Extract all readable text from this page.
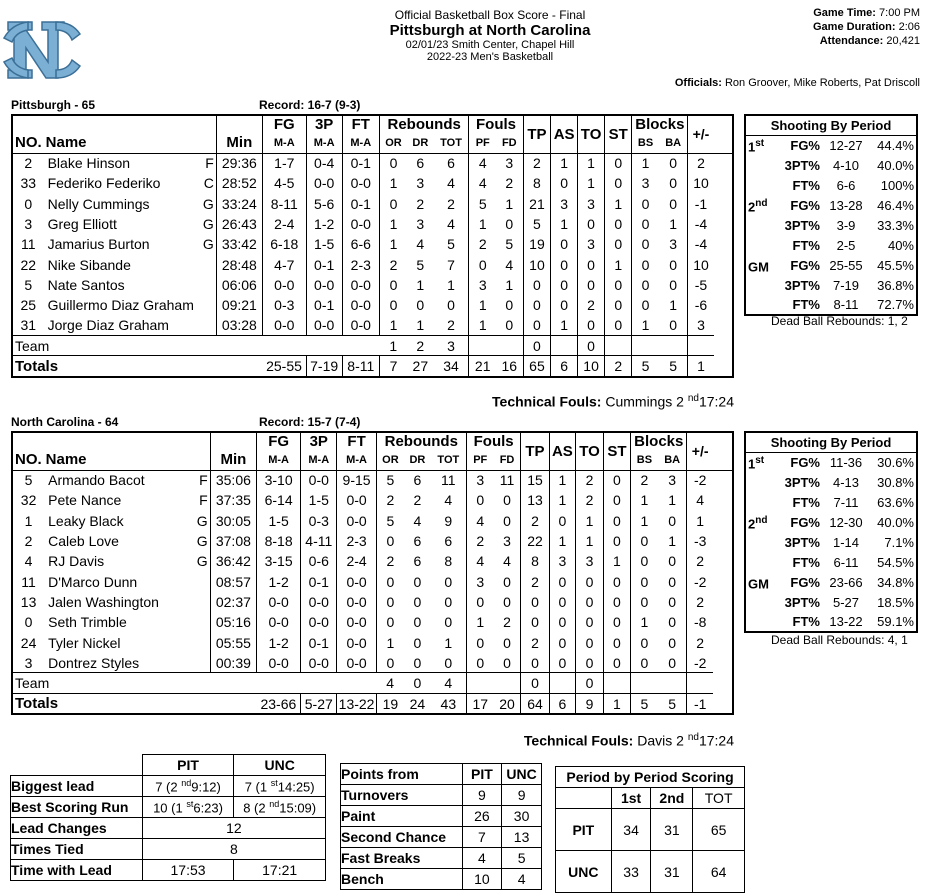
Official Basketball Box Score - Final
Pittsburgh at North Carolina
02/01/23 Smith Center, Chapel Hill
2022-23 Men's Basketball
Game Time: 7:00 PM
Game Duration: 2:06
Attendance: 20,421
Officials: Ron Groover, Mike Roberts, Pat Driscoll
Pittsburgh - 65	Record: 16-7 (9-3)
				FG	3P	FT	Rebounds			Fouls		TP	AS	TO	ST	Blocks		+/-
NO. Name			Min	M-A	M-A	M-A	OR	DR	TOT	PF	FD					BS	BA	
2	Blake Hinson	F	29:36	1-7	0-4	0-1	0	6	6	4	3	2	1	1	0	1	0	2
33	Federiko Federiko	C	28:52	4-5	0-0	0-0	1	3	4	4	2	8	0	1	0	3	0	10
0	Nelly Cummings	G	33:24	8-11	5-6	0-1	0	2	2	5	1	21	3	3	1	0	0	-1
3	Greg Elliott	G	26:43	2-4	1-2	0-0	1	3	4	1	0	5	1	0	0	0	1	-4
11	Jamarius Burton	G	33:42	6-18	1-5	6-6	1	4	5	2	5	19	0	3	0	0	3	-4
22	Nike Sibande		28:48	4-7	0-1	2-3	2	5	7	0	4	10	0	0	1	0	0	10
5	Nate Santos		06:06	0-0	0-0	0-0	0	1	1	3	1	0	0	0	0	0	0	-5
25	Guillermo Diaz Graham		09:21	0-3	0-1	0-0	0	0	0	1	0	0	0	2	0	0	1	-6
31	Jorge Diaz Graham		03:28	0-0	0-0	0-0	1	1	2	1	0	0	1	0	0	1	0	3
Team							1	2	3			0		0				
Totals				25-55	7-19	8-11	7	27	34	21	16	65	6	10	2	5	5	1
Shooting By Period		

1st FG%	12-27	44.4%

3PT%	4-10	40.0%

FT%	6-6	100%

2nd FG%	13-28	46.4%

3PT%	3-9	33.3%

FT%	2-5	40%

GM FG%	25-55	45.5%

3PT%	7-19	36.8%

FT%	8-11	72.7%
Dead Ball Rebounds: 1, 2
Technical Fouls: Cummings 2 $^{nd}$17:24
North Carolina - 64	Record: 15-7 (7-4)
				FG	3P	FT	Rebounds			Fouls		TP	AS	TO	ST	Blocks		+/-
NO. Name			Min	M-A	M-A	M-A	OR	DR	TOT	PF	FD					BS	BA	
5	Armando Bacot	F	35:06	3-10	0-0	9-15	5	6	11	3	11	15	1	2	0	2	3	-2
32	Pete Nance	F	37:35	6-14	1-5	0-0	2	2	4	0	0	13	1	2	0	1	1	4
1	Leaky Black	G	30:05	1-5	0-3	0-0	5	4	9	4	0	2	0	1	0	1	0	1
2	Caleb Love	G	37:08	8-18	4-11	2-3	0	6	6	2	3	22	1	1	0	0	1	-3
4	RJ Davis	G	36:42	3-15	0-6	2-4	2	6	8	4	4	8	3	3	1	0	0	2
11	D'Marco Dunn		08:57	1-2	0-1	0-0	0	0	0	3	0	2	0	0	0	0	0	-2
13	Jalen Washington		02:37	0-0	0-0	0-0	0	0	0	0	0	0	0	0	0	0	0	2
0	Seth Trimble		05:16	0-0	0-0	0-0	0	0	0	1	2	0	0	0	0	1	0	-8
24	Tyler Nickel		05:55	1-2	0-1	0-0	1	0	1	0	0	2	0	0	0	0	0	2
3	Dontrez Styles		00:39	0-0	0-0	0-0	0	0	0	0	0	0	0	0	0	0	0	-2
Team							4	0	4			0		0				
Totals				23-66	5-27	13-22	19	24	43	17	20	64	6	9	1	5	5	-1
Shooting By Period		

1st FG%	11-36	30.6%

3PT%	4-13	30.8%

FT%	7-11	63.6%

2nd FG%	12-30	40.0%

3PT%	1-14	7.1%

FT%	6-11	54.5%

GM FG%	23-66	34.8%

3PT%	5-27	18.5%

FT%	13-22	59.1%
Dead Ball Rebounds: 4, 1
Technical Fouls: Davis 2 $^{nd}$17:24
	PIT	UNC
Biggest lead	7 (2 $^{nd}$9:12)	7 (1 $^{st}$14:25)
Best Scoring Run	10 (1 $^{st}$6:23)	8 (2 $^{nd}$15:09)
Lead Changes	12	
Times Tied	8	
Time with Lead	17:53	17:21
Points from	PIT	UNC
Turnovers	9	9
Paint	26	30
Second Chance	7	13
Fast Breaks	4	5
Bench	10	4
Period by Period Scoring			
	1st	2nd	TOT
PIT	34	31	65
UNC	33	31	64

---

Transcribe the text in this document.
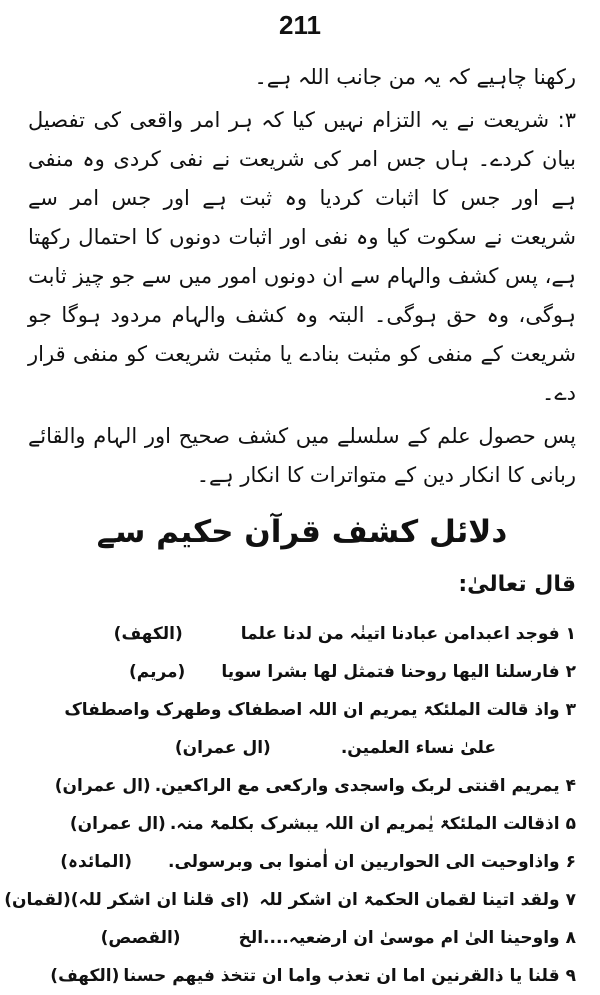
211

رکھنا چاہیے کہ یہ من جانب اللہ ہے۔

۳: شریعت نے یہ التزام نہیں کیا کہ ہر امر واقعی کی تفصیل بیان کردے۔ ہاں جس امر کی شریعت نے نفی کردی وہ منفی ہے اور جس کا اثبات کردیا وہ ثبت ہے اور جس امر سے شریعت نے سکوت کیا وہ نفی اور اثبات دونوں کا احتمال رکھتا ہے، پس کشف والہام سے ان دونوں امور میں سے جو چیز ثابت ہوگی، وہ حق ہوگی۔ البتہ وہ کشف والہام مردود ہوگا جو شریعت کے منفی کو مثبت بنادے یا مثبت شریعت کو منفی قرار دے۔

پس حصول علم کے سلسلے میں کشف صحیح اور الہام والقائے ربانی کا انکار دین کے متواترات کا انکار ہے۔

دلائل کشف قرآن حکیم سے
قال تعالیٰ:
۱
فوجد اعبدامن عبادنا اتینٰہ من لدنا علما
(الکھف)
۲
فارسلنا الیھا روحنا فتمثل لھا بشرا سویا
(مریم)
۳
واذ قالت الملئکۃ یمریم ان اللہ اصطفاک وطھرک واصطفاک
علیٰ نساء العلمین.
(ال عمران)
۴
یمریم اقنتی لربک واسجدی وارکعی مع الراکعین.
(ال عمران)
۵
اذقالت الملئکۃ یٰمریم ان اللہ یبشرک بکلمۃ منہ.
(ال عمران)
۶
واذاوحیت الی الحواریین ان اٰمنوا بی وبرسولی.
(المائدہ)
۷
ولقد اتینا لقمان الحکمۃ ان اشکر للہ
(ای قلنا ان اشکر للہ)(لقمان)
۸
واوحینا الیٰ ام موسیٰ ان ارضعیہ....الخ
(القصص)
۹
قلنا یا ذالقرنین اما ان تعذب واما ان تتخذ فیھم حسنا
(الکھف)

## TASK INSTRUCTIONS:
Go through the entries above and pull out each line with "Carolina" in it.

## ANSWER TO THE PROBLEM:
Pittsburgh at North Carolina
North Carolina - 64	Record: 15-7 (7-4)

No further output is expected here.